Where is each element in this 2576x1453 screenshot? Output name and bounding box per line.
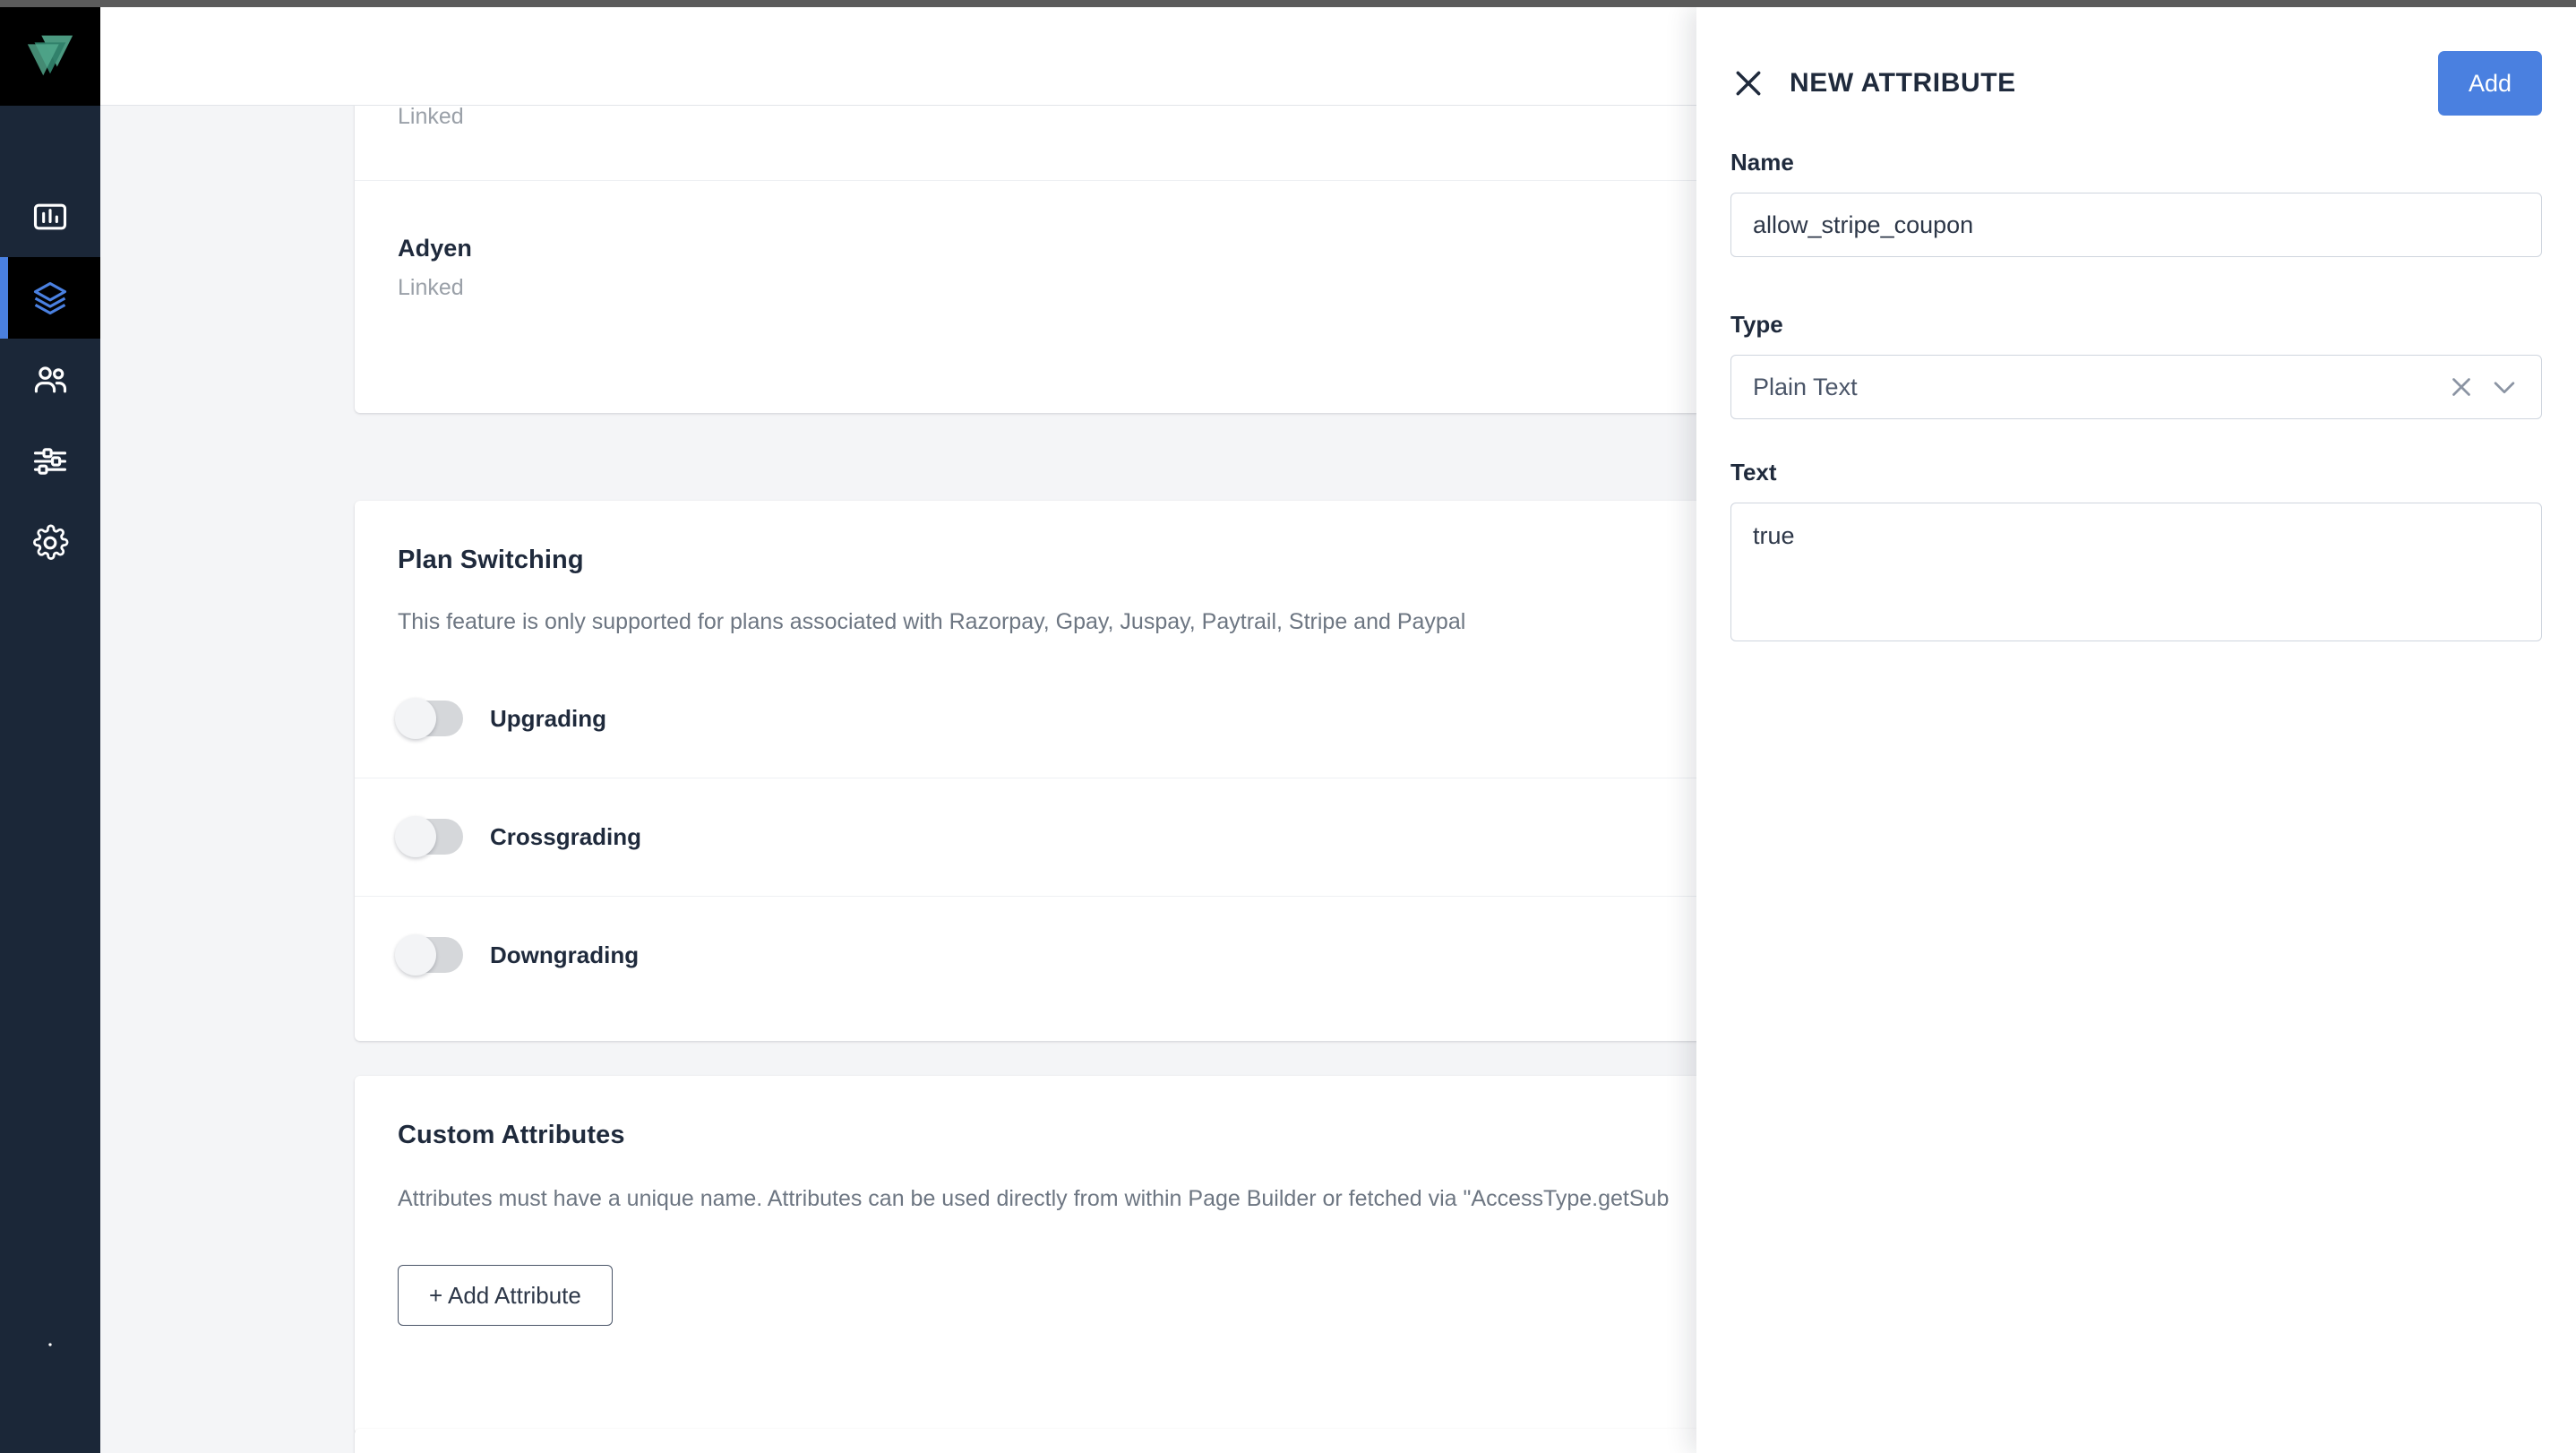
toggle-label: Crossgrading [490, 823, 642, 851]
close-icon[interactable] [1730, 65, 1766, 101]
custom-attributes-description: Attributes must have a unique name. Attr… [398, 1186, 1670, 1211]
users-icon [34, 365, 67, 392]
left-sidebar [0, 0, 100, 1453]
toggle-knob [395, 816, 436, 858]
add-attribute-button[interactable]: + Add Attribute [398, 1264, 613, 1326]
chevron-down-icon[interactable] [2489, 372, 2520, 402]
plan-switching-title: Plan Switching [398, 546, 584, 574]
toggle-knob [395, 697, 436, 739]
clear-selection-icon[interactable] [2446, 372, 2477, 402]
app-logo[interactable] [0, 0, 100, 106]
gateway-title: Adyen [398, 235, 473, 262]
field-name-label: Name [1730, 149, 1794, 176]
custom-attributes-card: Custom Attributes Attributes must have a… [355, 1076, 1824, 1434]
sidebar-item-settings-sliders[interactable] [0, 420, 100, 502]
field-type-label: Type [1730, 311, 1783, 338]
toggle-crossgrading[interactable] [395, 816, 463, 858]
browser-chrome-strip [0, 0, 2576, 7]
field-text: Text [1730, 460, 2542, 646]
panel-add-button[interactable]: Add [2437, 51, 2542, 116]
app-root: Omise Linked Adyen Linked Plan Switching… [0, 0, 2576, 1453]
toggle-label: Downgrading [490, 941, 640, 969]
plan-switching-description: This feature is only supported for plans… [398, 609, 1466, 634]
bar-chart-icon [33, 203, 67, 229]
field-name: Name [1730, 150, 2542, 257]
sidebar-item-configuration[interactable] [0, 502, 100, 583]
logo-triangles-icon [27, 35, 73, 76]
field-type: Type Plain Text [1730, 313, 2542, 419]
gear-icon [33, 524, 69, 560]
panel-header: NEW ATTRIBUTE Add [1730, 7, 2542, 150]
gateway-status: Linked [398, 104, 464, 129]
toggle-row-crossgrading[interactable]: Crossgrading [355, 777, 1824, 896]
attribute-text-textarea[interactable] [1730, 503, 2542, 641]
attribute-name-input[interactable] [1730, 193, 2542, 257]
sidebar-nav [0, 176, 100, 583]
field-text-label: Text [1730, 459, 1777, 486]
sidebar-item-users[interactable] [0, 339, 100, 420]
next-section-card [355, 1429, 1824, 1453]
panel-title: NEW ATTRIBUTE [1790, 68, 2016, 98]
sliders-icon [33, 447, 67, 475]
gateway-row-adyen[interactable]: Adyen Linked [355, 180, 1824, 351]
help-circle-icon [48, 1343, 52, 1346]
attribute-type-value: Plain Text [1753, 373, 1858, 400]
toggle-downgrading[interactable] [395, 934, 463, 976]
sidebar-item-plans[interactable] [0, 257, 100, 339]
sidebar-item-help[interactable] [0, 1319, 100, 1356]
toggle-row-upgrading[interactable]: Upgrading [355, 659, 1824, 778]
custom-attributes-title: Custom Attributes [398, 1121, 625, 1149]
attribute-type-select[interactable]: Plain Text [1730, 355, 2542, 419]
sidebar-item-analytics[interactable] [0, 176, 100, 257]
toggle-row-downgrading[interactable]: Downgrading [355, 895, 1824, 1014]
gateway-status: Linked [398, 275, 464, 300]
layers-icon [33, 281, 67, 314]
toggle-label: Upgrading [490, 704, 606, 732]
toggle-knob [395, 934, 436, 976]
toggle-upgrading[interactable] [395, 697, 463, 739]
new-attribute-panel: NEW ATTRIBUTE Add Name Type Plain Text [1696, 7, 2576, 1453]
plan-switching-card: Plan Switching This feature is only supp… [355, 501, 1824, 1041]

...

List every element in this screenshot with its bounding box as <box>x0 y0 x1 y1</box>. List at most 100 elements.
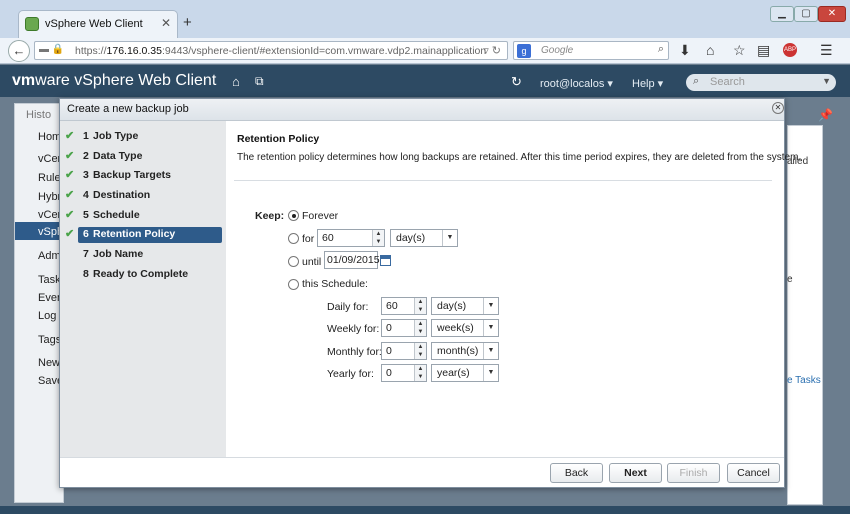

**SET TASK**.
Format the lines from the line with "Where is each" up to and including the line with "attribute-name-input[interactable] [1730, 193, 2542, 257]" as a two-column CSV with headers input and output. Each input text goes in one row with its reply beside it, every field is quoted, line breaks become spaces, and the picture is left out.

**FINISHED EXERCISE**.
input,output
"Where is each element in this 2576x1453 screenshot? Output name and bounding box per line.","toggle-label: Crossgrading [490, 823, 642, 851] close-icon[interactable] [1730, 65, 1766, 101] custom-attributes-description: Attributes must have a unique name. Attr… [398, 1186, 1670, 1211] users-icon [34, 365, 67, 392] left-sidebar [0, 0, 100, 1453] toggle-knob [395, 816, 436, 858] add-attribute-button[interactable]: + Add Attribute [398, 1264, 613, 1326] chevron-down-icon[interactable] [2489, 372, 2520, 402] plan-switching-title: Plan Switching [398, 546, 584, 574] toggle-knob [395, 697, 436, 739] clear-selection-icon[interactable] [2446, 372, 2477, 402] app-logo[interactable] [0, 0, 100, 106] gateway-title: Adyen [398, 235, 473, 262] field-name-label: Name [1730, 149, 1794, 176] custom-attributes-card: Custom Attributes Attributes must have a… [355, 1076, 1824, 1434] sidebar-item-settings-sliders[interactable] [0, 420, 100, 502] field-type-label: Type [1730, 311, 1783, 338] toggle-crossgrading[interactable] [395, 816, 463, 858] browser-chrome-strip [0, 0, 2576, 7] field-text: Text [1730, 460, 2542, 646] panel-add-button[interactable]: Add [2437, 51, 2542, 116] app-root: Omise Linked Adyen Linked Plan Switching… [0, 0, 2576, 1453] toggle-label: Downgrading [490, 941, 640, 969] plan-switching-description: This feature is only supported for plans… [398, 609, 1466, 634] bar-chart-icon [33, 203, 67, 229] field-name: Name [1730, 150, 2542, 257] sidebar-item-configuration[interactable] [0, 502, 100, 583] logo-triangles-icon [27, 35, 73, 76] field-type: Type Plain Text [1730, 313, 2542, 419] gear-icon [33, 524, 69, 560] panel-header: NEW ATTRIBUTE Add [1730, 7, 2542, 150] gateway-status: Linked [398, 104, 464, 129] toggle-row-crossgrading[interactable]: Crossgrading [355, 777, 1824, 896] attribute-text-textarea[interactable] [1730, 503, 2542, 641] attribute-name-input[interactable] [1730, 193, 2542, 257]"